*** Extracted information ***

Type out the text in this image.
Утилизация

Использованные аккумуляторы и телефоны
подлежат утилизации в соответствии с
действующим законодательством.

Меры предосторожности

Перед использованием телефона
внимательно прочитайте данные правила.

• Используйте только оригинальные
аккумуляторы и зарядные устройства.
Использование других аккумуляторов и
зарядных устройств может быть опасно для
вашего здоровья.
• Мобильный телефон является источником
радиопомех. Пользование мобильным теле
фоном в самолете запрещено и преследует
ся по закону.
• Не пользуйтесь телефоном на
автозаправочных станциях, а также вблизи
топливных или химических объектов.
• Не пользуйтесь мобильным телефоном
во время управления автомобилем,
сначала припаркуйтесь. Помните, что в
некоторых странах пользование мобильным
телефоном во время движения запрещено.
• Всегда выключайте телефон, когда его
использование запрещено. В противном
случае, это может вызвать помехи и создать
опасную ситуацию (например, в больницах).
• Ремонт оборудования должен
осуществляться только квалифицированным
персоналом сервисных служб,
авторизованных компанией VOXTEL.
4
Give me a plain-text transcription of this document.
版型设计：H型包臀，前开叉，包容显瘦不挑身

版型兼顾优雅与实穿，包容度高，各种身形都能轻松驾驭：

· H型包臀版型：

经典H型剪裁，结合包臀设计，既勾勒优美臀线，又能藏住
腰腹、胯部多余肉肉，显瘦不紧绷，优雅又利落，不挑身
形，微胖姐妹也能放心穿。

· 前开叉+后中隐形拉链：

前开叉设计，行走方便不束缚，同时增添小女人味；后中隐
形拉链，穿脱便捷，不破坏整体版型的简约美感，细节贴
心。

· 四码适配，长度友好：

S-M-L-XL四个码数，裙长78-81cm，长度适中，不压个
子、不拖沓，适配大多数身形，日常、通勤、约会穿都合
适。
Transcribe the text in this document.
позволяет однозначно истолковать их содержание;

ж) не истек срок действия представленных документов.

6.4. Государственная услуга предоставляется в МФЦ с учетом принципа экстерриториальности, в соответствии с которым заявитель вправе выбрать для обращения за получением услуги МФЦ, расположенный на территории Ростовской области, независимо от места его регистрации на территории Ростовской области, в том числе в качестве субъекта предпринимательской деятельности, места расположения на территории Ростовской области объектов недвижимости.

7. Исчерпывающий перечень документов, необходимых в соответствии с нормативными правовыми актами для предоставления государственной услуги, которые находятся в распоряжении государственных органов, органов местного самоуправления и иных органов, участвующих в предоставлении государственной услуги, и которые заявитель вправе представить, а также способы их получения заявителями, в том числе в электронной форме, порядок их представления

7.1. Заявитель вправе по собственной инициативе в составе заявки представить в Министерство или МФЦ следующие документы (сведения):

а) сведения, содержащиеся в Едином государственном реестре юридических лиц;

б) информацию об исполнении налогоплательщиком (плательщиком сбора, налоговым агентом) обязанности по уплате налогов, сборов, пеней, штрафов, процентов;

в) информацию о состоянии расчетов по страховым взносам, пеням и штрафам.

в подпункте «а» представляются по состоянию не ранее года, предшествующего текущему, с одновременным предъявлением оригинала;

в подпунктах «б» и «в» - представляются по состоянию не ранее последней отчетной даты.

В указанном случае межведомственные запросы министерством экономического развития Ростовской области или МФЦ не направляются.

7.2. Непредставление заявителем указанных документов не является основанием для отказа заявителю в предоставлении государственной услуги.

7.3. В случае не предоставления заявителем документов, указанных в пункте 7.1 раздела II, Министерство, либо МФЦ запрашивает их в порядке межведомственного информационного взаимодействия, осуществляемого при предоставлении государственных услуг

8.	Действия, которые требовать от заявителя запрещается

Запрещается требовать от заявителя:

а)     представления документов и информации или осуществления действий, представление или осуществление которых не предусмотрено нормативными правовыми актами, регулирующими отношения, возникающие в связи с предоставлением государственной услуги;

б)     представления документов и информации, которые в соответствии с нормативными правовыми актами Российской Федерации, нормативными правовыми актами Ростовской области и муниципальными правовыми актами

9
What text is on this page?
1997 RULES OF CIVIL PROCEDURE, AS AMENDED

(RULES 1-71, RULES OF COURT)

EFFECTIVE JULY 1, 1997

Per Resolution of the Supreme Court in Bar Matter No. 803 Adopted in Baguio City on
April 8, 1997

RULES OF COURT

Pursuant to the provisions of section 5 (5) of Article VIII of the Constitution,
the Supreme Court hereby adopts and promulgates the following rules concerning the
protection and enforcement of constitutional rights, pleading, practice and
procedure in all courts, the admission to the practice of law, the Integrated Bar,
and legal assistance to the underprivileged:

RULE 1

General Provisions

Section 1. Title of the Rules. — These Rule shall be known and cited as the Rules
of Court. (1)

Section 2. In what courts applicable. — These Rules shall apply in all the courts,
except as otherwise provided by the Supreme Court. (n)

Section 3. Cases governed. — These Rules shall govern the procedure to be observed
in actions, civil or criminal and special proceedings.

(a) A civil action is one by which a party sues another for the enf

***

» **What the task requires**: From the records above, extract everything verbatim.

» **Exercise solution**:
Type out the text in this image.
Утилизация

Использованные аккумуляторы и телефоны
подлежат утилизации в соответствии с
действующим законодательством.

Меры предосторожности

Перед использованием телефона
внимательно прочитайте данные правила.

• Используйте только оригинальные
аккумуляторы и зарядные устройства.
Использование других аккумуляторов и
зарядных устройств может быть опасно для
вашего здоровья.
• Мобильный телефон является источником
радиопомех. Пользование мобильным теле
фоном в самолете запрещено и преследует
ся по закону.
• Не пользуйтесь телефоном на
автозаправочных станциях, а также вблизи
топливных или химических объектов.
• Не пользуйтесь мобильным телефоном
во время управления автомобилем,
сначала припаркуйтесь. Помните, что в
некоторых странах пользование мобильным
телефоном во время движения запрещено.
• Всегда выключайте телефон, когда его
использование запрещено. В противном
случае, это может вызвать помехи и создать
опасную ситуацию (например, в больницах).
• Ремонт оборудования должен
осуществляться только квалифицированным
персоналом сервисных служб,
авторизованных компанией VOXTEL.
4
Give me a plain-text transcription of this document.
版型设计：H型包臀，前开叉，包容显瘦不挑身

版型兼顾优雅与实穿，包容度高，各种身形都能轻松驾驭：

· H型包臀版型：

经典H型剪裁，结合包臀设计，既勾勒优美臀线，又能藏住
腰腹、胯部多余肉肉，显瘦不紧绷，优雅又利落，不挑身
形，微胖姐妹也能放心穿。

· 前开叉+后中隐形拉链：

前开叉设计，行走方便不束缚，同时增添小女人味；后中隐
形拉链，穿脱便捷，不破坏整体版型的简约美感，细节贴
心。

· 四码适配，长度友好：

S-M-L-XL四个码数，裙长78-81cm，长度适中，不压个
子、不拖沓，适配大多数身形，日常、通勤、约会穿都合
适。
Transcribe the text in this document.
позволяет однозначно истолковать их содержание;

ж) не истек срок действия представленных документов.

6.4. Государственная услуга предоставляется в МФЦ с учетом принципа экстерриториальности, в соответствии с которым заявитель вправе выбрать для обращения за получением услуги МФЦ, расположенный на территории Ростовской области, независимо от места его регистрации на территории Ростовской области, в том числе в качестве субъекта предпринимательской деятельности, места расположения на территории Ростовской области объектов недвижимости.

7. Исчерпывающий перечень документов, необходимых в соответствии с нормативными правовыми актами для предоставления государственной услуги, которые находятся в распоряжении государственных органов, органов местного самоуправления и иных органов, участвующих в предоставлении государственной услуги, и которые заявитель вправе представить, а также способы их получения заявителями, в том числе в электронной форме, порядок их представления

7.1. Заявитель вправе по собственной инициативе в составе заявки представить в Министерство или МФЦ следующие документы (сведения):

а) сведения, содержащиеся в Едином государственном реестре юридических лиц;

б) информацию об исполнении налогоплательщиком (плательщиком сбора, налоговым агентом) обязанности по уплате налогов, сборов, пеней, штрафов, процентов;

в) информацию о состоянии расчетов по страховым взносам, пеням и штрафам.

в подпункте «а» представляются по состоянию не ранее года, предшествующего текущему, с одновременным предъявлением оригинала;

в подпунктах «б» и «в» - представляются по состоянию не ранее последней отчетной даты.

В указанном случае межведомственные запросы министерством экономического развития Ростовской области или МФЦ не направляются.

7.2. Непредставление заявителем указанных документов не является основанием для отказа заявителю в предоставлении государственной услуги.

7.3. В случае не предоставления заявителем документов, указанных в пункте 7.1 раздела II, Министерство, либо МФЦ запрашивает их в порядке межведомственного информационного взаимодействия, осуществляемого при предоставлении государственных услуг

8.	Действия, которые требовать от заявителя запрещается

Запрещается требовать от заявителя:

а)     представления документов и информации или осуществления действий, представление или осуществление которых не предусмотрено нормативными правовыми актами, регулирующими отношения, возникающие в связи с предоставлением государственной услуги;

б)     представления документов и информации, которые в соответствии с нормативными правовыми актами Российской Федерации, нормативными правовыми актами Ростовской области и муниципальными правовыми актами

9
What text is on this page?
1997 RULES OF CIVIL PROCEDURE, AS AMENDED

(RULES 1-71, RULES OF COURT)

EFFECTIVE JULY 1, 1997

Per Resolution of the Supreme Court in Bar Matter No. 803 Adopted in Baguio City on
April 8, 1997

RULES OF COURT

Pursuant to the provisions of section 5 (5) of Article VIII of the Constitution,
the Supreme Court hereby adopts and promulgates the following rules concerning the
protection and enforcement of constitutional rights, pleading, practice and
procedure in all courts, the admission to the practice of law, the Integrated Bar,
and legal assistance to the underprivileged:

RULE 1

General Provisions

Section 1. Title of the Rules. — These Rule shall be known and cited as the Rules
of Court. (1)

Section 2. In what courts applicable. — These Rules shall apply in all the courts,
except as otherwise provided by the Supreme Court. (n)

Section 3. Cases governed. — These Rules shall govern the procedure to be observed
in actions, civil or criminal and special proceedings.

(a) A civil action is one by which a party sues another for the enf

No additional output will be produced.